===== Supplied data =====

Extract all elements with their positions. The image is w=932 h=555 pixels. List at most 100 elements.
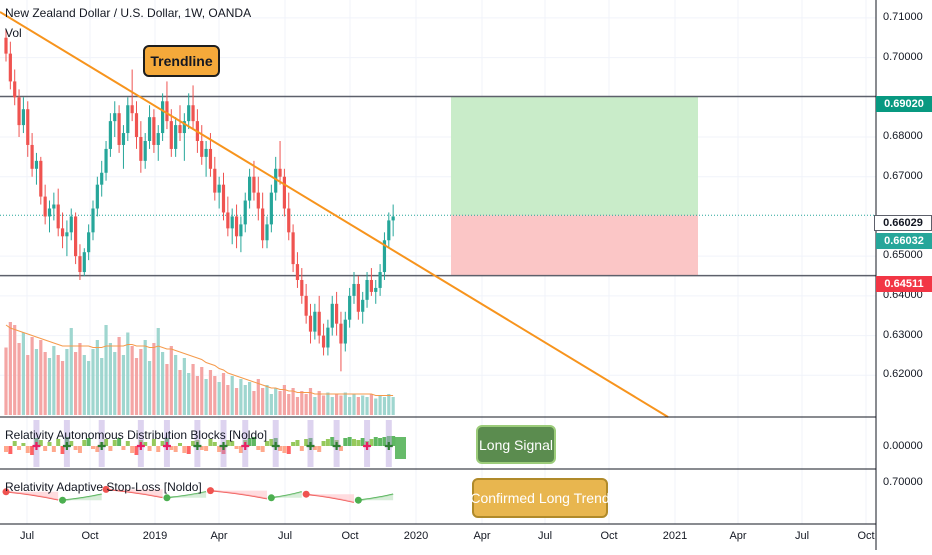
candle-body xyxy=(69,216,73,233)
confirmed-trend-text: Confirmed Long Trend xyxy=(470,490,610,506)
distribution-block xyxy=(299,446,304,451)
long-signal-text: Long Signal xyxy=(479,436,553,453)
volume-bar xyxy=(234,388,239,415)
candle-body xyxy=(317,311,321,336)
candle-body xyxy=(4,37,8,54)
distribution-block xyxy=(38,440,43,446)
distribution-block xyxy=(347,437,352,446)
volume-bar xyxy=(248,382,252,415)
distribution-block xyxy=(17,446,22,450)
candle-body xyxy=(200,140,204,157)
volume-bar xyxy=(130,346,134,415)
stop-loss-fill xyxy=(6,491,59,500)
chart-title: New Zealand Dollar / U.S. Dollar, 1W, OA… xyxy=(5,6,252,20)
candle-body xyxy=(174,125,178,149)
distribution-block xyxy=(91,446,95,449)
volume-label: Vol xyxy=(5,26,22,40)
stop-loss-fill xyxy=(306,494,354,503)
volume-bar xyxy=(252,391,256,415)
volume-bar xyxy=(113,352,117,415)
candle-body xyxy=(304,295,308,316)
distribution-block xyxy=(112,440,117,446)
distribution-block xyxy=(295,440,300,446)
candle-body xyxy=(361,299,365,312)
distribution-block xyxy=(25,446,30,453)
volume-bar xyxy=(391,397,395,415)
candle-body xyxy=(74,216,78,257)
confirmed-trend-callout: Confirmed Long Trend xyxy=(470,478,610,518)
distribution-block xyxy=(173,446,178,452)
volume-bar xyxy=(204,379,208,415)
distribution-block xyxy=(73,446,78,450)
distribution-block xyxy=(147,446,152,451)
distribution-block xyxy=(95,446,100,452)
volume-bar xyxy=(200,367,204,415)
distribution-block xyxy=(186,446,191,454)
stop-price-badge: 0.64511 xyxy=(876,276,932,292)
distribution-block xyxy=(56,439,61,446)
candle-body xyxy=(278,168,282,177)
volume-bar xyxy=(243,385,247,415)
candle-body xyxy=(291,232,295,265)
candle-body xyxy=(300,279,304,296)
close-price-badge: 0.66032 xyxy=(876,233,932,249)
candle-body xyxy=(243,200,247,225)
candle-body xyxy=(161,101,165,134)
block-marker-cross xyxy=(271,442,280,450)
distribution-block xyxy=(77,446,82,453)
volume-bar xyxy=(143,340,147,415)
candle-body xyxy=(178,125,182,134)
distribution-block xyxy=(212,442,217,446)
candle-body xyxy=(352,283,356,296)
stop-loss-fill xyxy=(358,494,394,501)
distribution-block xyxy=(282,446,287,453)
candle-body xyxy=(43,196,47,217)
stop-loss-dot xyxy=(2,488,10,496)
distribution-block xyxy=(278,446,283,451)
block-marker-cross xyxy=(241,442,250,450)
distribution-block xyxy=(373,437,378,446)
volume-ma-line xyxy=(5,324,394,396)
candle-body xyxy=(100,172,104,185)
block-marker-cross xyxy=(363,442,372,450)
candle-body xyxy=(339,323,343,344)
volume-bar xyxy=(356,397,360,415)
volume-bar xyxy=(313,397,317,415)
candle-body xyxy=(256,192,260,209)
volume-bar xyxy=(108,343,112,415)
volume-bar xyxy=(43,352,47,415)
distribution-block xyxy=(43,446,48,451)
distribution-block xyxy=(204,446,209,451)
distribution-block xyxy=(12,441,17,446)
block-marker-cross xyxy=(332,442,341,450)
volume-bar xyxy=(4,347,8,415)
volume-bar xyxy=(30,337,34,415)
volume-bar xyxy=(161,352,165,415)
volume-bar xyxy=(239,379,243,415)
distribution-block xyxy=(51,446,56,452)
candle-body xyxy=(17,97,21,126)
volume-bar xyxy=(274,388,278,415)
distribution-block xyxy=(386,436,391,446)
distribution-block xyxy=(143,442,148,446)
volume-bar xyxy=(165,364,169,415)
time-tick-label: Oct xyxy=(857,530,875,542)
volume-bar xyxy=(326,392,330,415)
time-tick-label: 2021 xyxy=(662,530,688,542)
time-tick-label: Jul xyxy=(19,530,35,542)
candle-body xyxy=(226,212,230,229)
volume-bar xyxy=(21,332,25,415)
volume-bar xyxy=(317,391,321,415)
candle-body xyxy=(121,133,126,145)
distribution-block xyxy=(225,440,230,446)
candle-body xyxy=(26,109,30,145)
distribution-block xyxy=(86,438,91,446)
candle-body xyxy=(39,160,43,197)
candle-body xyxy=(182,121,186,134)
stop-loss-dot xyxy=(102,485,110,493)
distribution-block xyxy=(369,439,374,446)
candle-body xyxy=(208,148,213,169)
trendline xyxy=(0,11,669,418)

=====

*Work to complete:*
Please recast the lines from the one containing "candle-body xyxy=(69,216,73,233)" through the one containing "volume-bar xyxy=(143,340,147,415)", both included, as a JSON list of strings with one string per line and blank lines left out.

*Finished exercise:*
[
  "candle-body xyxy=(69,216,73,233)",
  "confirmed-trend-text: Confirmed Long Trend xyxy=(470,490,610,506)",
  "distribution-block xyxy=(299,446,304,451)",
  "long-signal-text: Long Signal xyxy=(479,436,553,453)",
  "volume-bar xyxy=(234,388,239,415)",
  "candle-body xyxy=(317,311,321,336)",
  "candle-body xyxy=(4,37,8,54)",
  "distribution-block xyxy=(38,440,43,446)",
  "distribution-block xyxy=(347,437,352,446)",
  "volume-bar xyxy=(248,382,252,415)",
  "distribution-block xyxy=(17,446,22,450)",
  "candle-body xyxy=(200,140,204,157)",
  "volume-bar xyxy=(130,346,134,415)",
  "stop-loss-fill xyxy=(6,491,59,500)",
  "chart-title: New Zealand Dollar / U.S. Dollar, 1W, OA… xyxy=(5,6,252,20)",
  "candle-body xyxy=(174,125,178,149)",
  "distribution-block xyxy=(91,446,95,449)",
  "volume-label: Vol xyxy=(5,26,22,40)",
  "stop-loss-fill xyxy=(306,494,354,503)",
  "volume-bar xyxy=(252,391,256,415)",
  "volume-bar xyxy=(113,352,117,415)",
  "candle-body xyxy=(304,295,308,316)",
  "distribution-block xyxy=(112,440,117,446)",
  "distribution-block xyxy=(295,440,300,446)",
  "candle-body xyxy=(361,299,365,312)",
  "distribution-block xyxy=(25,446,30,453)",
  "volume-bar xyxy=(391,397,395,415)",
  "candle-body xyxy=(74,216,78,257)",
  "confirmed-trend-callout: Confirmed Long Trend xyxy=(470,478,610,518)",
  "distribution-block xyxy=(173,446,178,452)",
  "volume-bar xyxy=(204,379,208,415)",
  "distribution-block xyxy=(73,446,78,450)",
  "distribution-block xyxy=(147,446,152,451)",
  "distribution-block xyxy=(95,446,100,452)",
  "volume-bar xyxy=(200,367,204,415)",
  "distribution-block xyxy=(186,446,191,454)",
  "stop-price-badge: 0.64511 xyxy=(876,276,932,292)",
  "distribution-block xyxy=(56,439,61,446)",
  "candle-body xyxy=(278,168,282,177)",
  "volume-bar xyxy=(243,385,247,415)",
  "candle-body xyxy=(291,232,295,265)",
  "candle-body xyxy=(300,279,304,296)",
  "close-price-badge: 0.66032 xyxy=(876,233,932,249)",
  "candle-body xyxy=(243,200,247,225)",
  "candle-body xyxy=(161,101,165,134)",
  "block-marker-cross xyxy=(271,442,280,450)",
  "distribution-block xyxy=(77,446,82,453)",
  "volume-bar xyxy=(143,340,147,415)"
]